Excerpted data:
- - - - - - -
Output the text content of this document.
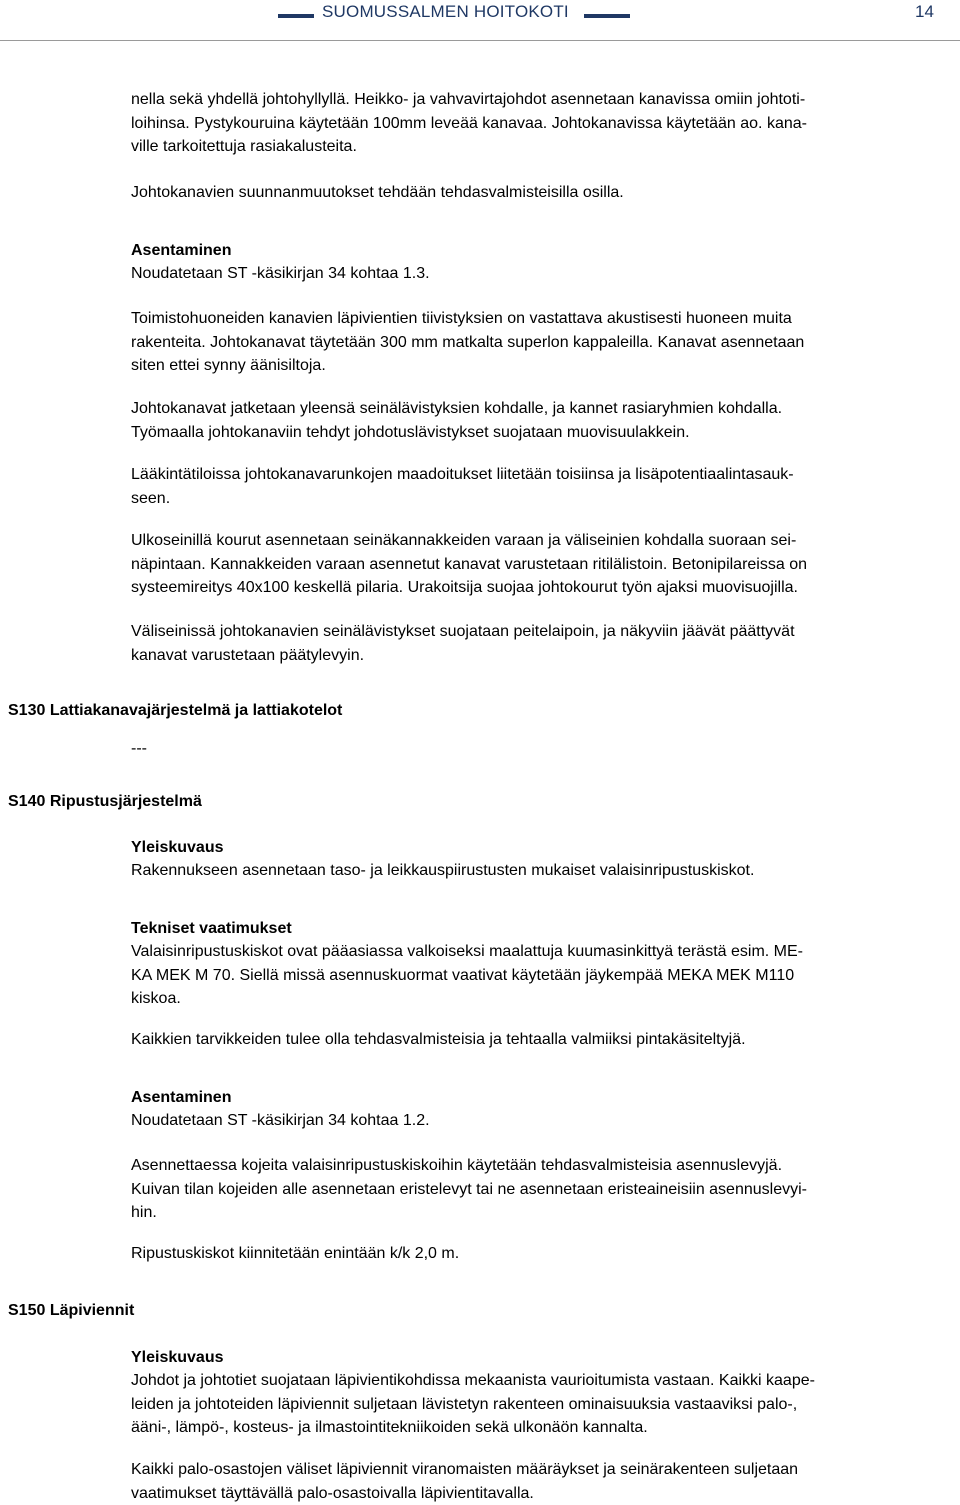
SUOMUSSALMEN HOITOKOTI	14

nella sekä yhdellä johtohyllyllä. Heikko- ja vahvavirtajohdot asennetaan kanavissa omiin johtoti-
loihinsa. Pystykouruina käytetään 100mm leveää kanavaa. Johtokanavissa käytetään ao. kana-
ville tarkoitettuja rasiakalusteita.

Johtokanavien suunnanmuutokset tehdään tehdasvalmisteisilla osilla.

Asentaminen

Noudatetaan ST -käsikirjan 34 kohtaa 1.3.

Toimistohuoneiden kanavien läpivientien tiivistyksien on vastattava akustisesti huoneen muita
rakenteita. Johtokanavat täytetään 300 mm matkalta superlon kappaleilla. Kanavat asennetaan
siten ettei synny äänisiltoja.

Johtokanavat jatketaan yleensä seinälävistyksien kohdalle, ja kannet rasiaryhmien kohdalla.
Työmaalla johtokanaviin tehdyt johdotuslävistykset suojataan muovisuulakkein.

Lääkintätiloissa johtokanavarunkojen maadoitukset liitetään toisiinsa ja lisäpotentiaalintasauk-
seen.

Ulkoseinillä kourut asennetaan seinäkannakkeiden varaan ja väliseinien kohdalla suoraan sei-
näpintaan. Kannakkeiden varaan asennetut kanavat varustetaan ritilälistoin. Betonipilareissa on
systeemireitys 40x100 keskellä pilaria. Urakoitsija suojaa johtokourut työn ajaksi muovisuojilla.

Väliseinissä johtokanavien seinälävistykset suojataan peitelaipoin, ja näkyviin jäävät päättyvät
kanavat varustetaan päätylevyin.

S130 Lattiakanavajärjestelmä ja lattiakotelot

---

S140 Ripustusjärjestelmä

Yleiskuvaus

Rakennukseen asennetaan taso- ja leikkauspiirustusten mukaiset valaisinripustuskiskot.

Tekniset vaatimukset

Valaisinripustuskiskot ovat pääasiassa valkoiseksi maalattuja kuumasinkittyä terästä esim. ME-
KA MEK M 70. Siellä missä asennuskuormat vaativat käytetään jäykempää MEKA MEK M110
kiskoa.

Kaikkien tarvikkeiden tulee olla tehdasvalmisteisia ja tehtaalla valmiiksi pintakäsiteltyjä.

Asentaminen

Noudatetaan ST -käsikirjan 34 kohtaa 1.2.

Asennettaessa kojeita valaisinripustuskiskoihin käytetään tehdasvalmisteisia asennuslevyjä.
Kuivan tilan kojeiden alle asennetaan eristelevyt tai ne asennetaan eristeaineisiin asennuslevyi-
hin.

Ripustuskiskot kiinnitetään enintään k/k 2,0 m.

S150 Läpiviennit

Yleiskuvaus

Johdot ja johtotiet suojataan läpivientikohdissa mekaanista vaurioitumista vastaan. Kaikki kaape-
leiden ja johtoteiden läpiviennit suljetaan lävistetyn rakenteen ominaisuuksia vastaaviksi palo-,
ääni-, lämpö-, kosteus- ja ilmastointitekniikoiden sekä ulkonäön kannalta.

Kaikki palo-osastojen väliset läpiviennit viranomaisten määräykset ja seinärakenteen suljetaan
vaatimukset täyttävällä palo-osastoivalla läpivientitavalla.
- - - - - - -
What is required: Go through the lines above. Select every one that has the string "kohtaa".

Reply:
Noudatetaan ST -käsikirjan 34 kohtaa 1.3.
Noudatetaan ST -käsikirjan 34 kohtaa 1.2.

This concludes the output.